(Page transcription dataset items)
○ ○ ○ ○ ○

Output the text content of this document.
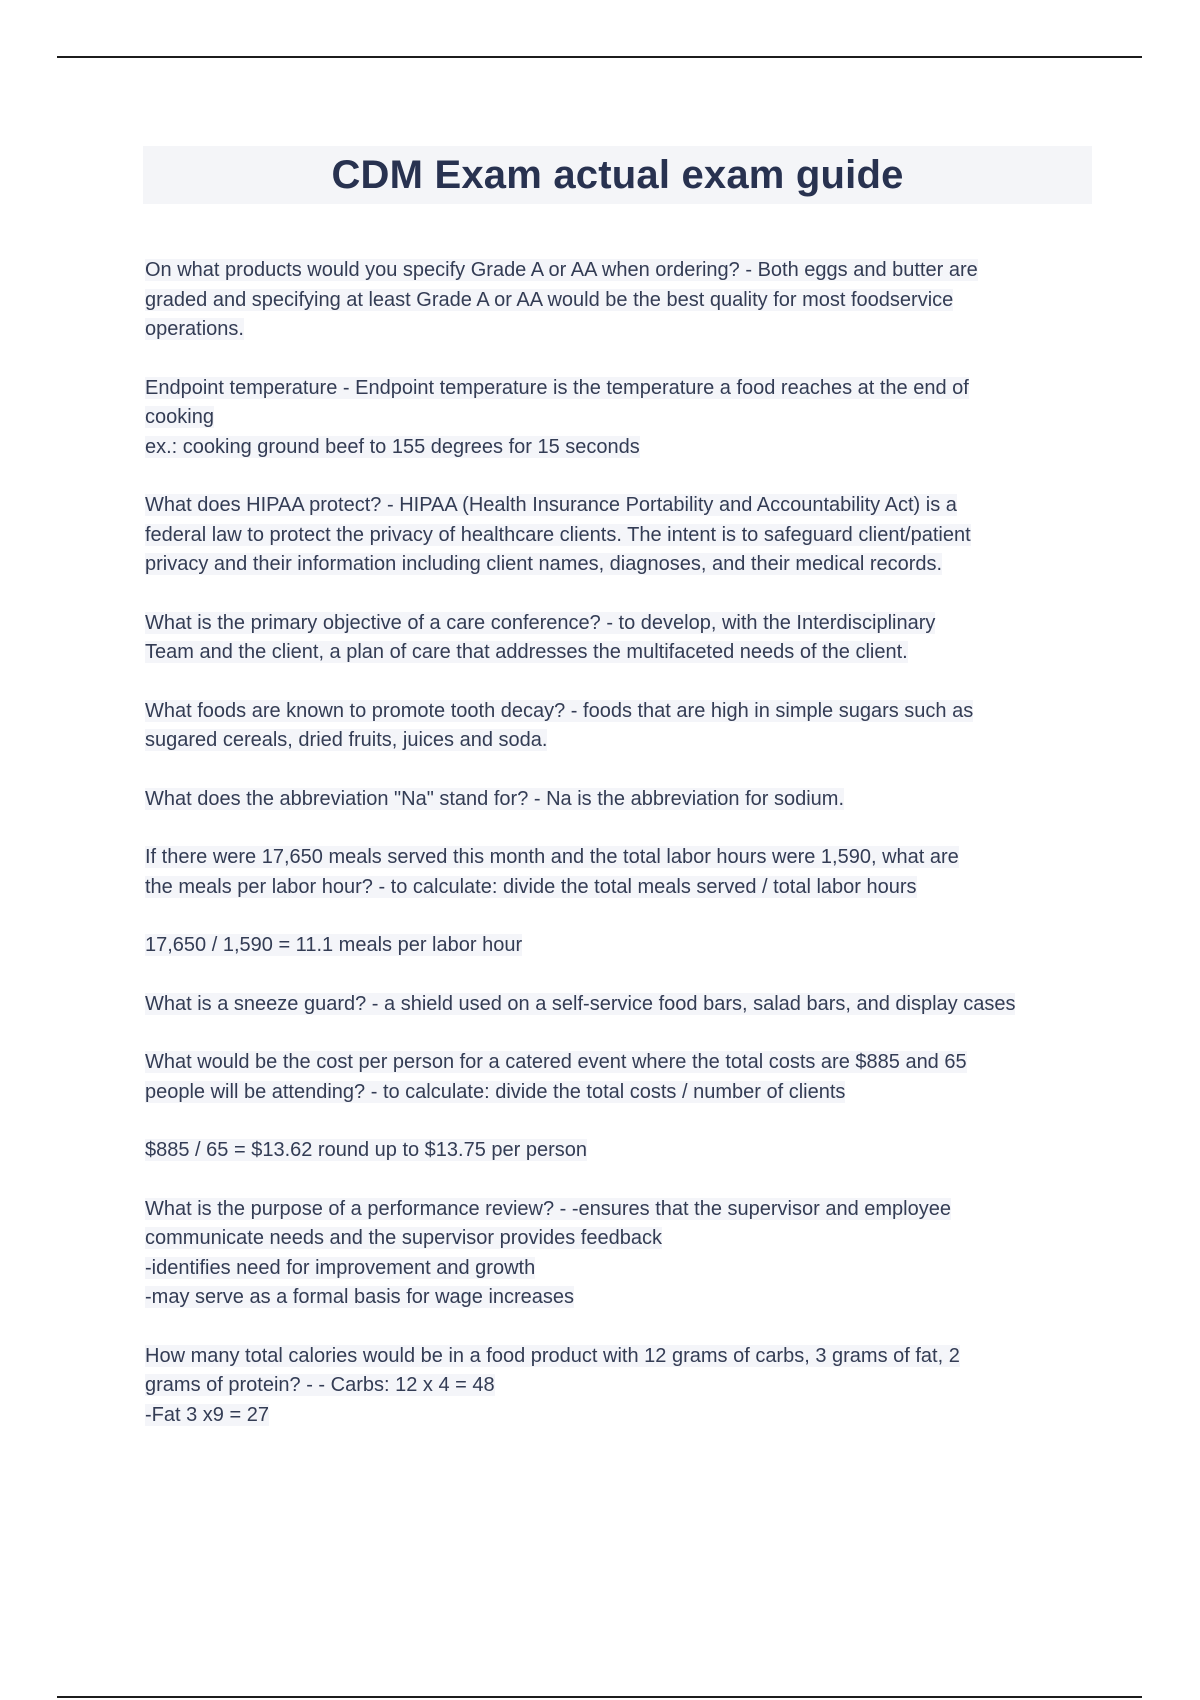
CDM Exam actual exam guide
On what products would you specify Grade A or AA when ordering? - Both eggs and butter are
graded and specifying at least Grade A or AA would be the best quality for most foodservice
operations.
Endpoint temperature - Endpoint temperature is the temperature a food reaches at the end of
cooking
ex.: cooking ground beef to 155 degrees for 15 seconds
What does HIPAA protect? - HIPAA (Health Insurance Portability and Accountability Act) is a
federal law to protect the privacy of healthcare clients. The intent is to safeguard client/patient
privacy and their information including client names, diagnoses, and their medical records.
What is the primary objective of a care conference? - to develop, with the Interdisciplinary
Team and the client, a plan of care that addresses the multifaceted needs of the client.
What foods are known to promote tooth decay? - foods that are high in simple sugars such as
sugared cereals, dried fruits, juices and soda.
What does the abbreviation "Na" stand for? - Na is the abbreviation for sodium.
If there were 17,650 meals served this month and the total labor hours were 1,590, what are
the meals per labor hour? - to calculate: divide the total meals served / total labor hours
17,650 / 1,590 = 11.1 meals per labor hour
What is a sneeze guard? - a shield used on a self-service food bars, salad bars, and display cases
What would be the cost per person for a catered event where the total costs are $885 and 65
people will be attending? - to calculate: divide the total costs / number of clients
$885 / 65 = $13.62 round up to $13.75 per person
What is the purpose of a performance review? - -ensures that the supervisor and employee
communicate needs and the supervisor provides feedback
-identifies need for improvement and growth
-may serve as a formal basis for wage increases
How many total calories would be in a food product with 12 grams of carbs, 3 grams of fat, 2
grams of protein? - - Carbs: 12 x 4 = 48
-Fat 3 x9 = 27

○ ○ ○ ○ ○

* **What is being asked**: Count the lines above that contain the word "this". Write only the number.

* **Output of the task**: 2